**Consegna**
Ricopia fedelmente le righe di tutti i record che seguono, omettendo le immagini.

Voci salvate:
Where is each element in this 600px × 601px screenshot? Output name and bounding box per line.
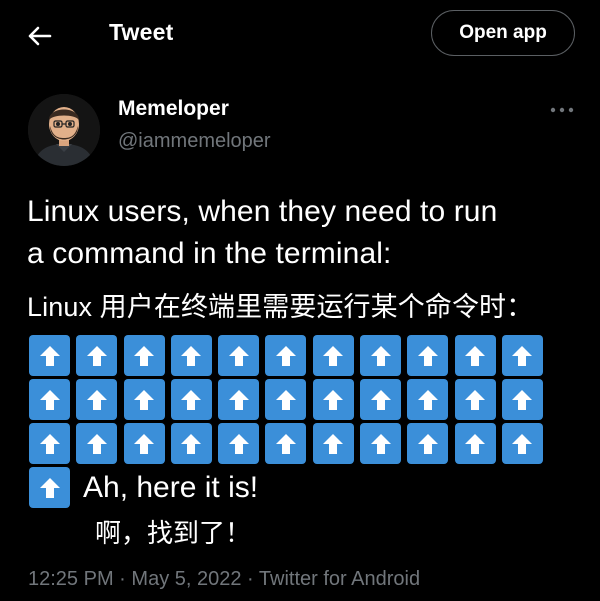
- up-arrow-emoji: [170, 379, 212, 420]
- tweet-time[interactable]: 12:25 PM: [28, 568, 114, 590]
- author-name[interactable]: Memeloper: [118, 97, 229, 121]
- up-arrow-emoji: [218, 335, 260, 376]
- tweet-text-line-1: Linux users, when they need to run: [27, 195, 498, 228]
- up-arrow-emoji: [170, 423, 212, 464]
- up-arrow-emoji-grid: [29, 335, 543, 464]
- tweet-text-line-2: a command in the terminal:: [27, 237, 392, 270]
- up-arrow-emoji: [454, 379, 496, 420]
- up-arrow-emoji: [501, 335, 543, 376]
- up-arrow-emoji: [312, 379, 354, 420]
- up-arrow-emoji: [29, 467, 70, 508]
- avatar-illustration: [28, 94, 100, 166]
- up-arrow-emoji: [407, 335, 449, 376]
- up-arrow-emoji: [29, 423, 70, 464]
- up-arrow-emoji: [407, 423, 449, 464]
- up-arrow-emoji: [170, 335, 212, 376]
- up-arrow-emoji: [360, 335, 402, 376]
- meta-separator: ·: [247, 568, 254, 590]
- more-options-button[interactable]: [548, 100, 576, 120]
- open-app-button[interactable]: Open app: [431, 10, 575, 56]
- tweet-punchline-chinese: 啊，找到了！: [95, 518, 252, 548]
- up-arrow-emoji: [76, 423, 118, 464]
- up-arrow-emoji: [265, 379, 307, 420]
- up-arrow-emoji: [123, 423, 165, 464]
- up-arrow-emoji: [407, 379, 449, 420]
- up-arrow-emoji: [360, 423, 402, 464]
- up-arrow-emoji: [218, 423, 260, 464]
- up-arrow-emoji: [312, 335, 354, 376]
- up-arrow-emoji: [312, 423, 354, 464]
- tweet-page: Tweet Open app Memeloper @iammemeloper L…: [0, 0, 600, 601]
- up-arrow-emoji: [501, 379, 543, 420]
- up-arrow-emoji: [123, 379, 165, 420]
- avatar[interactable]: [28, 94, 100, 166]
- up-arrow-emoji-last-row: [29, 467, 70, 508]
- up-arrow-emoji: [501, 423, 543, 464]
- up-arrow-emoji: [454, 423, 496, 464]
- author-handle[interactable]: @iammemeloper: [118, 130, 271, 153]
- tweet-meta: 12:25 PM · May 5, 2022 · Twitter for And…: [28, 568, 420, 591]
- up-arrow-emoji: [265, 335, 307, 376]
- up-arrow-emoji: [218, 379, 260, 420]
- up-arrow-emoji: [454, 335, 496, 376]
- back-arrow-icon: [28, 26, 52, 46]
- tweet-source[interactable]: Twitter for Android: [259, 568, 420, 590]
- page-title: Tweet: [109, 19, 174, 45]
- up-arrow-emoji: [123, 335, 165, 376]
- up-arrow-emoji: [360, 379, 402, 420]
- tweet-text-chinese: Linux 用户在终端里需要运行某个命令时：: [27, 292, 534, 322]
- up-arrow-emoji: [265, 423, 307, 464]
- up-arrow-emoji: [76, 379, 118, 420]
- more-options-icon: [550, 107, 574, 113]
- meta-separator: ·: [119, 568, 126, 590]
- up-arrow-emoji: [29, 335, 70, 376]
- back-button[interactable]: [22, 18, 58, 54]
- up-arrow-emoji: [29, 379, 70, 420]
- tweet-date[interactable]: May 5, 2022: [131, 568, 241, 590]
- up-arrow-emoji: [76, 335, 118, 376]
- tweet-punchline: Ah, here it is!: [83, 471, 259, 504]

**Svolgimento**
Where is each element in this 600px × 601px screenshot? Output name and bounding box per line.
- up-arrow-emoji: [170, 379, 212, 420]
- tweet-time[interactable]: 12:25 PM: [28, 568, 114, 590]
- author-name[interactable]: Memeloper: [118, 97, 229, 121]
- up-arrow-emoji: [218, 335, 260, 376]
- tweet-text-line-1: Linux users, when they need to run: [27, 195, 498, 228]
- up-arrow-emoji: [170, 423, 212, 464]
- up-arrow-emoji-grid: [29, 335, 543, 464]
- tweet-text-line-2: a command in the terminal:: [27, 237, 392, 270]
- up-arrow-emoji: [454, 379, 496, 420]
- up-arrow-emoji: [501, 335, 543, 376]
- up-arrow-emoji: [312, 379, 354, 420]
- up-arrow-emoji: [29, 467, 70, 508]
- avatar-illustration: [28, 94, 100, 166]
- up-arrow-emoji: [407, 335, 449, 376]
- up-arrow-emoji: [29, 423, 70, 464]
- up-arrow-emoji: [407, 423, 449, 464]
- up-arrow-emoji: [170, 335, 212, 376]
- up-arrow-emoji: [360, 335, 402, 376]
- meta-separator: ·: [247, 568, 254, 590]
- more-options-button[interactable]: [548, 100, 576, 120]
- open-app-button[interactable]: Open app: [431, 10, 575, 56]
- tweet-punchline-chinese: 啊，找到了！: [95, 518, 252, 548]
- up-arrow-emoji: [76, 423, 118, 464]
- up-arrow-emoji: [265, 379, 307, 420]
- up-arrow-emoji: [123, 423, 165, 464]
- up-arrow-emoji: [407, 379, 449, 420]
- up-arrow-emoji: [360, 423, 402, 464]
- up-arrow-emoji: [218, 423, 260, 464]
- up-arrow-emoji: [312, 335, 354, 376]
- up-arrow-emoji: [312, 423, 354, 464]
- tweet-page: Tweet Open app Memeloper @iammemeloper L…: [0, 0, 600, 601]
- up-arrow-emoji: [501, 379, 543, 420]
- up-arrow-emoji: [123, 379, 165, 420]
- avatar[interactable]: [28, 94, 100, 166]
- up-arrow-emoji-last-row: [29, 467, 70, 508]
- up-arrow-emoji: [501, 423, 543, 464]
- up-arrow-emoji: [454, 423, 496, 464]
- author-handle[interactable]: @iammemeloper: [118, 130, 271, 153]
- tweet-meta: 12:25 PM · May 5, 2022 · Twitter for And…: [28, 568, 420, 591]
- up-arrow-emoji: [265, 335, 307, 376]
- up-arrow-emoji: [218, 379, 260, 420]
- up-arrow-emoji: [454, 335, 496, 376]
- back-arrow-icon: [28, 26, 52, 46]
- tweet-source[interactable]: Twitter for Android: [259, 568, 420, 590]
- page-title: Tweet: [109, 19, 174, 45]
- up-arrow-emoji: [123, 335, 165, 376]
- up-arrow-emoji: [360, 379, 402, 420]
- tweet-text-chinese: Linux 用户在终端里需要运行某个命令时：: [27, 292, 534, 322]
- up-arrow-emoji: [265, 423, 307, 464]
- up-arrow-emoji: [76, 379, 118, 420]
- more-options-icon: [550, 107, 574, 113]
- meta-separator: ·: [119, 568, 126, 590]
- up-arrow-emoji: [29, 335, 70, 376]
- back-button[interactable]: [22, 18, 58, 54]
- up-arrow-emoji: [29, 379, 70, 420]
- tweet-date[interactable]: May 5, 2022: [131, 568, 241, 590]
- up-arrow-emoji: [76, 335, 118, 376]
- tweet-punchline: Ah, here it is!: [83, 471, 259, 504]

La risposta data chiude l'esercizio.